Leave out every picture, then transcribe the rest of the listing exactly.

— START RECORDED INFORMATION —

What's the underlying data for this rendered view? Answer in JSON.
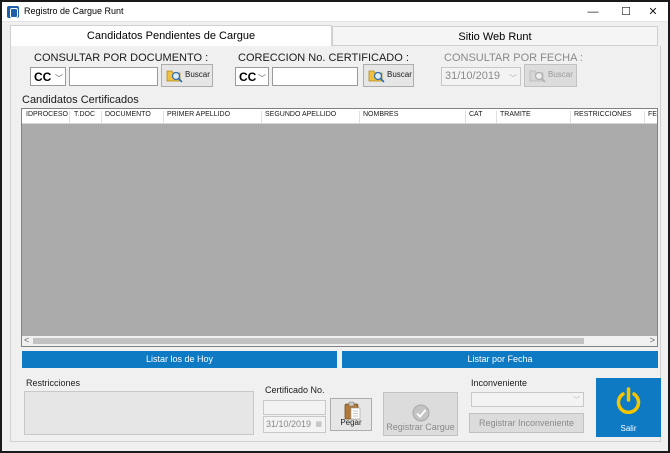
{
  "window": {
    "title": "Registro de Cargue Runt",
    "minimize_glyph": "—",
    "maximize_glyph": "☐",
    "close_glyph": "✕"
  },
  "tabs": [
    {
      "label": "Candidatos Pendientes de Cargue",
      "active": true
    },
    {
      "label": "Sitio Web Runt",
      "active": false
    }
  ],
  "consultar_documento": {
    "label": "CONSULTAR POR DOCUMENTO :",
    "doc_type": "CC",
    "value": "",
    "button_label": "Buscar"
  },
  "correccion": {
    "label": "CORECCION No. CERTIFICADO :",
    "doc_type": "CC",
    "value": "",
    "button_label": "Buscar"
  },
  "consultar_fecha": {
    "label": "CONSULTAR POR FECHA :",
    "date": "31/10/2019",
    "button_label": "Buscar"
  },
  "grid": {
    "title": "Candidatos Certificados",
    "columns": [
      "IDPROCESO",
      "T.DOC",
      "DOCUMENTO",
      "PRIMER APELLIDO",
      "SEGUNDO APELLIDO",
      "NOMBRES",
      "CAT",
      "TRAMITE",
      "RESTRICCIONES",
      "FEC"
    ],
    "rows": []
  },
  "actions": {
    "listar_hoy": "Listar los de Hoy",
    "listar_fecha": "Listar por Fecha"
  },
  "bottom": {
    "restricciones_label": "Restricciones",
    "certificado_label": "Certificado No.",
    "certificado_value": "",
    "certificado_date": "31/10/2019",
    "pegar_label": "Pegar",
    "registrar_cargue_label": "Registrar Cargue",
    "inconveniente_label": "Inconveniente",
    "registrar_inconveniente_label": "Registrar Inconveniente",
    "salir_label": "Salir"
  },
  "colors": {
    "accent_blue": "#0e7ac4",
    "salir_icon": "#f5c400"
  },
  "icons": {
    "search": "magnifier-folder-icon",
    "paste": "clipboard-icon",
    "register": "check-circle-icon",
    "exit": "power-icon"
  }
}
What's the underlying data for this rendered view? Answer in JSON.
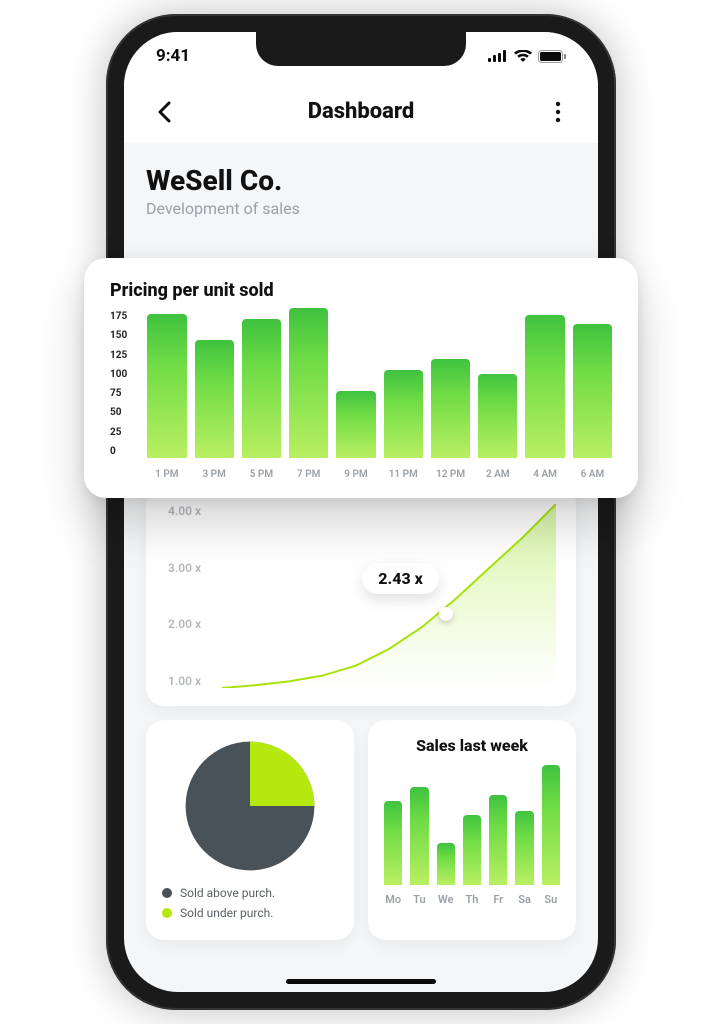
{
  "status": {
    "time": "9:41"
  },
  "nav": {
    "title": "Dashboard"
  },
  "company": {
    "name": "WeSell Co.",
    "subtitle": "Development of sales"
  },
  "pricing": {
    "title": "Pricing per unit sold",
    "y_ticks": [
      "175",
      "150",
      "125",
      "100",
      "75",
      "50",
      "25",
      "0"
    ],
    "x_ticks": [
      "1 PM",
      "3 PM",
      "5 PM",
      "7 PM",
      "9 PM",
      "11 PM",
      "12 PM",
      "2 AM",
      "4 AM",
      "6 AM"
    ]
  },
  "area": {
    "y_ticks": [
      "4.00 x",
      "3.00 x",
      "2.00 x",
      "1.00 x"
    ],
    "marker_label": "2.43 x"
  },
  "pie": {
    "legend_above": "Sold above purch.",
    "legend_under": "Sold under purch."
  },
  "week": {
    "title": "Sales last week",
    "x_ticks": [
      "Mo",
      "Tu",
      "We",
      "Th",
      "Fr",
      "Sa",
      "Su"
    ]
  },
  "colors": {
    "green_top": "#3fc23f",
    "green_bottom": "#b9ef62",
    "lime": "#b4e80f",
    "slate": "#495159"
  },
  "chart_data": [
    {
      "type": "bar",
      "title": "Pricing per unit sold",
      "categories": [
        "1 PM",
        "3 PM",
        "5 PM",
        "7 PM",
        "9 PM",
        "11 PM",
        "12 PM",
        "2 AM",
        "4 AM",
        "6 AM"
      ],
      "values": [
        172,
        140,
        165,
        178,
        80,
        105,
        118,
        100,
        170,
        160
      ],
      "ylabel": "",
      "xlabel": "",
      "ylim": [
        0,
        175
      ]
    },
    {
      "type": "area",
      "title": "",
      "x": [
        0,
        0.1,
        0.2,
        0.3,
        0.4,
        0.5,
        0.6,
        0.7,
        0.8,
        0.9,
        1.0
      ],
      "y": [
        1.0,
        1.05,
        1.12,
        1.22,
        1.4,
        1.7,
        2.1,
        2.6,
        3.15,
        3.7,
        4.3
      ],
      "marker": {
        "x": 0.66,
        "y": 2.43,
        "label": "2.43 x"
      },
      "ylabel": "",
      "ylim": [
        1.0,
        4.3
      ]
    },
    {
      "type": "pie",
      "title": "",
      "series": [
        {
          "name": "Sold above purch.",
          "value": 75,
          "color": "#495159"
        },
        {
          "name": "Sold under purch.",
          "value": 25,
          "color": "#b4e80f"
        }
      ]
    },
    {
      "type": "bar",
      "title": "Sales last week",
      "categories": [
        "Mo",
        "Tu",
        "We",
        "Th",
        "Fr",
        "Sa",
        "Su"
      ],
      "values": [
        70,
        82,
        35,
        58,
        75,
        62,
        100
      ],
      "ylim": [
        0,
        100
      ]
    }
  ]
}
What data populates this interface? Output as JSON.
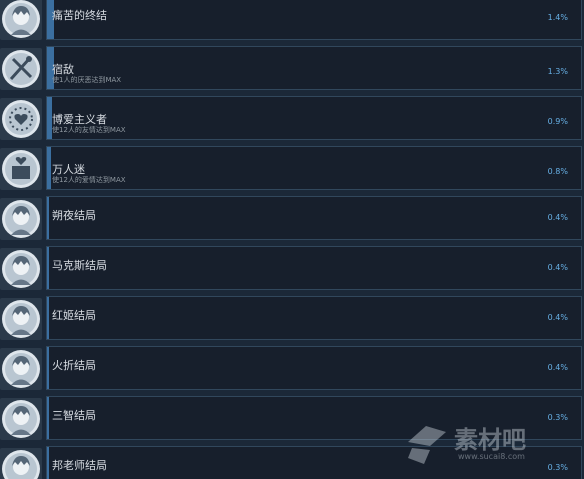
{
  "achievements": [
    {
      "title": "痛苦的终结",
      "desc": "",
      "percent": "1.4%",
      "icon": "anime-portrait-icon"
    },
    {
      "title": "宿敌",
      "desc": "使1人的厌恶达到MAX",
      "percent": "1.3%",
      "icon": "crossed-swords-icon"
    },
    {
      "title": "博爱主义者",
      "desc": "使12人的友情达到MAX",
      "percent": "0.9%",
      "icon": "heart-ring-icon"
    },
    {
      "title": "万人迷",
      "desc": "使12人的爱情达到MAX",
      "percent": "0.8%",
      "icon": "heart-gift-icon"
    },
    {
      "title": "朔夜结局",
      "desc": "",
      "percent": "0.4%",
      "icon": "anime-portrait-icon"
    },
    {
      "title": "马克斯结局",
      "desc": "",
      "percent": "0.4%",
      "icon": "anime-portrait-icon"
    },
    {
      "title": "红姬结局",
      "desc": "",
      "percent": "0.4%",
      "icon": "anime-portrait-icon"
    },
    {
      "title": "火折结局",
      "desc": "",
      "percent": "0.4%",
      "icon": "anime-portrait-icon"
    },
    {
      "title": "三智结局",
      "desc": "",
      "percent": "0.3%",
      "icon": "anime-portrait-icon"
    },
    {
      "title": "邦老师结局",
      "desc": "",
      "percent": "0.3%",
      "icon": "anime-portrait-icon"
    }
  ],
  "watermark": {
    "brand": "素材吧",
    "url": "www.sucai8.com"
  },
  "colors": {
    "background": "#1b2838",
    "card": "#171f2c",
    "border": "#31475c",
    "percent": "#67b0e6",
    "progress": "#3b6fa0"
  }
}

— END RECORDED INFORMATION —

_SOLUTION_
What's the underlying data for this rendered view? Answer in JSON.
{
  "window": {
    "title": "Registro de Cargue Runt",
    "minimize_glyph": "—",
    "maximize_glyph": "☐",
    "close_glyph": "✕"
  },
  "tabs": [
    {
      "label": "Candidatos Pendientes de Cargue",
      "active": true
    },
    {
      "label": "Sitio Web Runt",
      "active": false
    }
  ],
  "consultar_documento": {
    "label": "CONSULTAR POR DOCUMENTO :",
    "doc_type": "CC",
    "value": "",
    "button_label": "Buscar"
  },
  "correccion": {
    "label": "CORECCION No. CERTIFICADO :",
    "doc_type": "CC",
    "value": "",
    "button_label": "Buscar"
  },
  "consultar_fecha": {
    "label": "CONSULTAR POR FECHA :",
    "date": "31/10/2019",
    "button_label": "Buscar"
  },
  "grid": {
    "title": "Candidatos Certificados",
    "columns": [
      "IDPROCESO",
      "T.DOC",
      "DOCUMENTO",
      "PRIMER APELLIDO",
      "SEGUNDO APELLIDO",
      "NOMBRES",
      "CAT",
      "TRAMITE",
      "RESTRICCIONES",
      "FEC"
    ],
    "rows": []
  },
  "actions": {
    "listar_hoy": "Listar los de Hoy",
    "listar_fecha": "Listar por Fecha"
  },
  "bottom": {
    "restricciones_label": "Restricciones",
    "certificado_label": "Certificado No.",
    "certificado_value": "",
    "certificado_date": "31/10/2019",
    "pegar_label": "Pegar",
    "registrar_cargue_label": "Registrar Cargue",
    "inconveniente_label": "Inconveniente",
    "registrar_inconveniente_label": "Registrar Inconveniente",
    "salir_label": "Salir"
  },
  "colors": {
    "accent_blue": "#0e7ac4",
    "salir_icon": "#f5c400"
  },
  "icons": {
    "search": "magnifier-folder-icon",
    "paste": "clipboard-icon",
    "register": "check-circle-icon",
    "exit": "power-icon"
  }
}
What's the underlying data for this rendered view? Answer in JSON.
{
  "status": {
    "time": "9:41"
  },
  "nav": {
    "title": "Dashboard"
  },
  "company": {
    "name": "WeSell Co.",
    "subtitle": "Development of sales"
  },
  "pricing": {
    "title": "Pricing per unit sold",
    "y_ticks": [
      "175",
      "150",
      "125",
      "100",
      "75",
      "50",
      "25",
      "0"
    ],
    "x_ticks": [
      "1 PM",
      "3 PM",
      "5 PM",
      "7 PM",
      "9 PM",
      "11 PM",
      "12 PM",
      "2 AM",
      "4 AM",
      "6 AM"
    ]
  },
  "area": {
    "y_ticks": [
      "4.00 x",
      "3.00 x",
      "2.00 x",
      "1.00 x"
    ],
    "marker_label": "2.43 x"
  },
  "pie": {
    "legend_above": "Sold above purch.",
    "legend_under": "Sold under purch."
  },
  "week": {
    "title": "Sales last week",
    "x_ticks": [
      "Mo",
      "Tu",
      "We",
      "Th",
      "Fr",
      "Sa",
      "Su"
    ]
  },
  "colors": {
    "green_top": "#3fc23f",
    "green_bottom": "#b9ef62",
    "lime": "#b4e80f",
    "slate": "#495159"
  },
  "chart_data": [
    {
      "type": "bar",
      "title": "Pricing per unit sold",
      "categories": [
        "1 PM",
        "3 PM",
        "5 PM",
        "7 PM",
        "9 PM",
        "11 PM",
        "12 PM",
        "2 AM",
        "4 AM",
        "6 AM"
      ],
      "values": [
        172,
        140,
        165,
        178,
        80,
        105,
        118,
        100,
        170,
        160
      ],
      "ylabel": "",
      "xlabel": "",
      "ylim": [
        0,
        175
      ]
    },
    {
      "type": "area",
      "title": "",
      "x": [
        0,
        0.1,
        0.2,
        0.3,
        0.4,
        0.5,
        0.6,
        0.7,
        0.8,
        0.9,
        1.0
      ],
      "y": [
        1.0,
        1.05,
        1.12,
        1.22,
        1.4,
        1.7,
        2.1,
        2.6,
        3.15,
        3.7,
        4.3
      ],
      "marker": {
        "x": 0.66,
        "y": 2.43,
        "label": "2.43 x"
      },
      "ylabel": "",
      "ylim": [
        1.0,
        4.3
      ]
    },
    {
      "type": "pie",
      "title": "",
      "series": [
        {
          "name": "Sold above purch.",
          "value": 75,
          "color": "#495159"
        },
        {
          "name": "Sold under purch.",
          "value": 25,
          "color": "#b4e80f"
        }
      ]
    },
    {
      "type": "bar",
      "title": "Sales last week",
      "categories": [
        "Mo",
        "Tu",
        "We",
        "Th",
        "Fr",
        "Sa",
        "Su"
      ],
      "values": [
        70,
        82,
        35,
        58,
        75,
        62,
        100
      ],
      "ylim": [
        0,
        100
      ]
    }
  ]
}
What data populates this interface? Output as JSON.
{
  "achievements": [
    {
      "title": "痛苦的终结",
      "desc": "",
      "percent": "1.4%",
      "icon": "anime-portrait-icon"
    },
    {
      "title": "宿敌",
      "desc": "使1人的厌恶达到MAX",
      "percent": "1.3%",
      "icon": "crossed-swords-icon"
    },
    {
      "title": "博爱主义者",
      "desc": "使12人的友情达到MAX",
      "percent": "0.9%",
      "icon": "heart-ring-icon"
    },
    {
      "title": "万人迷",
      "desc": "使12人的爱情达到MAX",
      "percent": "0.8%",
      "icon": "heart-gift-icon"
    },
    {
      "title": "朔夜结局",
      "desc": "",
      "percent": "0.4%",
      "icon": "anime-portrait-icon"
    },
    {
      "title": "马克斯结局",
      "desc": "",
      "percent": "0.4%",
      "icon": "anime-portrait-icon"
    },
    {
      "title": "红姬结局",
      "desc": "",
      "percent": "0.4%",
      "icon": "anime-portrait-icon"
    },
    {
      "title": "火折结局",
      "desc": "",
      "percent": "0.4%",
      "icon": "anime-portrait-icon"
    },
    {
      "title": "三智结局",
      "desc": "",
      "percent": "0.3%",
      "icon": "anime-portrait-icon"
    },
    {
      "title": "邦老师结局",
      "desc": "",
      "percent": "0.3%",
      "icon": "anime-portrait-icon"
    }
  ],
  "watermark": {
    "brand": "素材吧",
    "url": "www.sucai8.com"
  },
  "colors": {
    "background": "#1b2838",
    "card": "#171f2c",
    "border": "#31475c",
    "percent": "#67b0e6",
    "progress": "#3b6fa0"
  }
}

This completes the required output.